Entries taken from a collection
▽

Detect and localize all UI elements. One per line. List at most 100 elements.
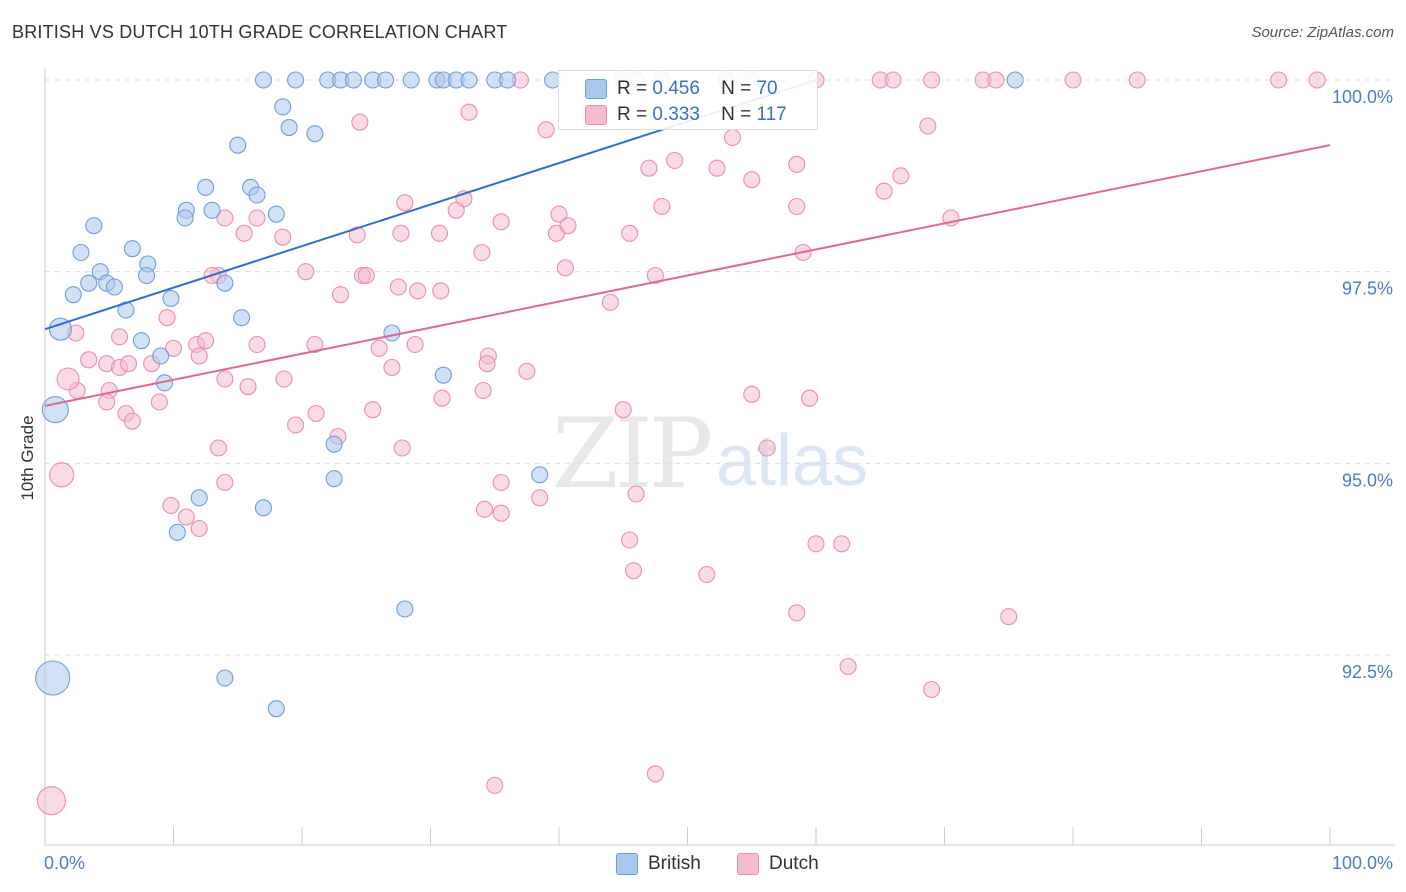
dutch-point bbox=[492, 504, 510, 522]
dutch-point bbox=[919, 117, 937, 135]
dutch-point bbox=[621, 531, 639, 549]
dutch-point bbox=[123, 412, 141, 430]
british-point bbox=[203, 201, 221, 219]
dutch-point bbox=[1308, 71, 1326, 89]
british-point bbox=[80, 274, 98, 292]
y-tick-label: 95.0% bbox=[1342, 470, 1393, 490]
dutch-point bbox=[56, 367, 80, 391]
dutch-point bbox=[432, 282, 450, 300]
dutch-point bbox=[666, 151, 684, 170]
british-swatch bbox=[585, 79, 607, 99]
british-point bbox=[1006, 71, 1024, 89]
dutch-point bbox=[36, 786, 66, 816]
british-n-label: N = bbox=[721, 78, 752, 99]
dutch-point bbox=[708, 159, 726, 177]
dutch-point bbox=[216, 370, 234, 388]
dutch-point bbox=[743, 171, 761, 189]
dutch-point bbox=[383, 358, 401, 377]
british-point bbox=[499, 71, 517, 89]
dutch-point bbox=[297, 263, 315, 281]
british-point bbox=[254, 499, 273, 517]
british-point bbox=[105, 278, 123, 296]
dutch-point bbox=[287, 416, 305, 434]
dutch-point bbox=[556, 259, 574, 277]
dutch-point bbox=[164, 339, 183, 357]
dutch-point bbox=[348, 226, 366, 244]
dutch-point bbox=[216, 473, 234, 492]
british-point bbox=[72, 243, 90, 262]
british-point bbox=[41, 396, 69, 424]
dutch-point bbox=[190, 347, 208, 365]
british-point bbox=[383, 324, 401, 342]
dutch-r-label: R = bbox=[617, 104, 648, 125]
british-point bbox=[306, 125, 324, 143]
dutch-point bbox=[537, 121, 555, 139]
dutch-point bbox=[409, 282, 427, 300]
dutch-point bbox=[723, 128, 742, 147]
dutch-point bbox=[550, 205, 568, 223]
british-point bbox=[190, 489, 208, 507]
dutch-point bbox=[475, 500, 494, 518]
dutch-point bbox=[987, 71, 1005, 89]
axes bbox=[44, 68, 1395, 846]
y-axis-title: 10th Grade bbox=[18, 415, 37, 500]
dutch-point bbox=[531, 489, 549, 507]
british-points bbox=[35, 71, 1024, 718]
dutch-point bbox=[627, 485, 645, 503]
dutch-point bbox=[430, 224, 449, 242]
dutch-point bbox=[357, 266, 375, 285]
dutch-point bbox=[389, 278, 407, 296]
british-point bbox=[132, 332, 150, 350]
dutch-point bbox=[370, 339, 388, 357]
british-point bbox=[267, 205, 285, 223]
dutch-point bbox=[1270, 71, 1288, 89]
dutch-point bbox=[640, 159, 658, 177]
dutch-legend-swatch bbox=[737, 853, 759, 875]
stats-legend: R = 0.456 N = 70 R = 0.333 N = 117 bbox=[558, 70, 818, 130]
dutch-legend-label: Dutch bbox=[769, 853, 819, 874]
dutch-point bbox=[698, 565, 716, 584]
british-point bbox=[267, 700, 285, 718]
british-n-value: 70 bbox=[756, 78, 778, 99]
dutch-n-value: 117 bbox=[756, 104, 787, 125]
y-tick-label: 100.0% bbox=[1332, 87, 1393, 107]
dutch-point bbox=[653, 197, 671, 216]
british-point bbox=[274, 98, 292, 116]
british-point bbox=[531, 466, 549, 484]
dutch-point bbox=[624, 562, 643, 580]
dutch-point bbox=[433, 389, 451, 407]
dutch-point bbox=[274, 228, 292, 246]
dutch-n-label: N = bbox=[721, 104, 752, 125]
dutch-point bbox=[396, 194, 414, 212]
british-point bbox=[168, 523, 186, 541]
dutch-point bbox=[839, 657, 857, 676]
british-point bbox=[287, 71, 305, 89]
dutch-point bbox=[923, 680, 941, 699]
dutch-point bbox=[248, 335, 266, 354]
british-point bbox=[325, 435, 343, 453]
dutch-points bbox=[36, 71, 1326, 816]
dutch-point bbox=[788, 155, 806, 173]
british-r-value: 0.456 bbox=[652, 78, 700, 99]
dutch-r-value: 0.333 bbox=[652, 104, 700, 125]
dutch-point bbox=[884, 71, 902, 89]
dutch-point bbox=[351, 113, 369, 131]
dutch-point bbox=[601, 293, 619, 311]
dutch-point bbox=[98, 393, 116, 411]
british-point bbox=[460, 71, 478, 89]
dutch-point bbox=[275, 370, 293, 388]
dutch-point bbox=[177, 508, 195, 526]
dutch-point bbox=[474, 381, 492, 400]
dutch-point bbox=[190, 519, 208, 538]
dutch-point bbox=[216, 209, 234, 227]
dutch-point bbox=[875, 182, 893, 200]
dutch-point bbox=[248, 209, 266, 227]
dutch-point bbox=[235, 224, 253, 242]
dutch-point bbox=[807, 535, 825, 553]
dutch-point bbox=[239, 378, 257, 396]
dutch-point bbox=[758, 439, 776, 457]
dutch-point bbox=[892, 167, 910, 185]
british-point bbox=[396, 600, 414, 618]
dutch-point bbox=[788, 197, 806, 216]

△

## Task objective
Copy out every line of the material above word for word, leaving out the pictures.

## Written solution
Detect and localize all UI elements. One per line. List at most 100 elements.
dutch-point bbox=[492, 504, 510, 522]
dutch-point bbox=[919, 117, 937, 135]
dutch-point bbox=[621, 531, 639, 549]
dutch-point bbox=[123, 412, 141, 430]
british-point bbox=[203, 201, 221, 219]
dutch-point bbox=[1308, 71, 1326, 89]
british-point bbox=[80, 274, 98, 292]
y-tick-label: 95.0% bbox=[1342, 470, 1393, 490]
dutch-point bbox=[56, 367, 80, 391]
dutch-point bbox=[432, 282, 450, 300]
dutch-point bbox=[666, 151, 684, 170]
british-swatch bbox=[585, 79, 607, 99]
british-point bbox=[1006, 71, 1024, 89]
dutch-point bbox=[36, 786, 66, 816]
british-n-label: N = bbox=[721, 78, 752, 99]
dutch-point bbox=[708, 159, 726, 177]
dutch-point bbox=[216, 370, 234, 388]
dutch-point bbox=[743, 171, 761, 189]
dutch-point bbox=[383, 358, 401, 377]
british-point bbox=[499, 71, 517, 89]
dutch-point bbox=[297, 263, 315, 281]
british-point bbox=[254, 499, 273, 517]
british-point bbox=[105, 278, 123, 296]
dutch-point bbox=[287, 416, 305, 434]
dutch-point bbox=[556, 259, 574, 277]
dutch-point bbox=[164, 339, 183, 357]
dutch-point bbox=[348, 226, 366, 244]
dutch-point bbox=[216, 473, 234, 492]
british-point bbox=[72, 243, 90, 262]
british-point bbox=[41, 396, 69, 424]
dutch-point bbox=[190, 347, 208, 365]
british-point bbox=[383, 324, 401, 342]
dutch-r-label: R = bbox=[617, 104, 648, 125]
british-point bbox=[306, 125, 324, 143]
dutch-point bbox=[537, 121, 555, 139]
dutch-point bbox=[409, 282, 427, 300]
dutch-point bbox=[723, 128, 742, 147]
dutch-point bbox=[550, 205, 568, 223]
british-point bbox=[190, 489, 208, 507]
dutch-point bbox=[475, 500, 494, 518]
dutch-point bbox=[987, 71, 1005, 89]
axes bbox=[44, 68, 1395, 846]
y-axis-title: 10th Grade bbox=[18, 415, 37, 500]
dutch-point bbox=[531, 489, 549, 507]
british-points bbox=[35, 71, 1024, 718]
dutch-point bbox=[627, 485, 645, 503]
dutch-point bbox=[430, 224, 449, 242]
dutch-point bbox=[357, 266, 375, 285]
dutch-point bbox=[389, 278, 407, 296]
british-point bbox=[132, 332, 150, 350]
dutch-point bbox=[370, 339, 388, 357]
british-point bbox=[267, 205, 285, 223]
dutch-point bbox=[1270, 71, 1288, 89]
dutch-point bbox=[640, 159, 658, 177]
dutch-legend-swatch bbox=[737, 853, 759, 875]
stats-legend: R = 0.456 N = 70 R = 0.333 N = 117 bbox=[558, 70, 818, 130]
dutch-legend-label: Dutch bbox=[769, 853, 819, 874]
dutch-point bbox=[698, 565, 716, 584]
british-point bbox=[267, 700, 285, 718]
british-n-value: 70 bbox=[756, 78, 778, 99]
dutch-n-value: 117 bbox=[756, 104, 787, 125]
y-tick-label: 100.0% bbox=[1332, 87, 1393, 107]
dutch-point bbox=[653, 197, 671, 216]
british-point bbox=[274, 98, 292, 116]
british-point bbox=[531, 466, 549, 484]
dutch-point bbox=[624, 562, 643, 580]
dutch-point bbox=[433, 389, 451, 407]
dutch-point bbox=[274, 228, 292, 246]
dutch-n-label: N = bbox=[721, 104, 752, 125]
dutch-point bbox=[396, 194, 414, 212]
british-point bbox=[168, 523, 186, 541]
dutch-point bbox=[839, 657, 857, 676]
british-point bbox=[287, 71, 305, 89]
dutch-point bbox=[923, 680, 941, 699]
dutch-point bbox=[248, 335, 266, 354]
british-point bbox=[325, 435, 343, 453]
dutch-points bbox=[36, 71, 1326, 816]
dutch-point bbox=[788, 155, 806, 173]
british-r-value: 0.456 bbox=[652, 78, 700, 99]
dutch-r-value: 0.333 bbox=[652, 104, 700, 125]
dutch-point bbox=[884, 71, 902, 89]
dutch-point bbox=[351, 113, 369, 131]
dutch-point bbox=[601, 293, 619, 311]
dutch-point bbox=[98, 393, 116, 411]
british-point bbox=[460, 71, 478, 89]
dutch-point bbox=[275, 370, 293, 388]
dutch-point bbox=[177, 508, 195, 526]
dutch-point bbox=[474, 381, 492, 400]
dutch-point bbox=[190, 519, 208, 538]
dutch-point bbox=[216, 209, 234, 227]
dutch-point bbox=[875, 182, 893, 200]
dutch-point bbox=[248, 209, 266, 227]
dutch-point bbox=[235, 224, 253, 242]
dutch-point bbox=[807, 535, 825, 553]
dutch-point bbox=[239, 378, 257, 396]
dutch-point bbox=[758, 439, 776, 457]
dutch-point bbox=[892, 167, 910, 185]
british-point bbox=[396, 600, 414, 618]
dutch-point bbox=[788, 197, 806, 216]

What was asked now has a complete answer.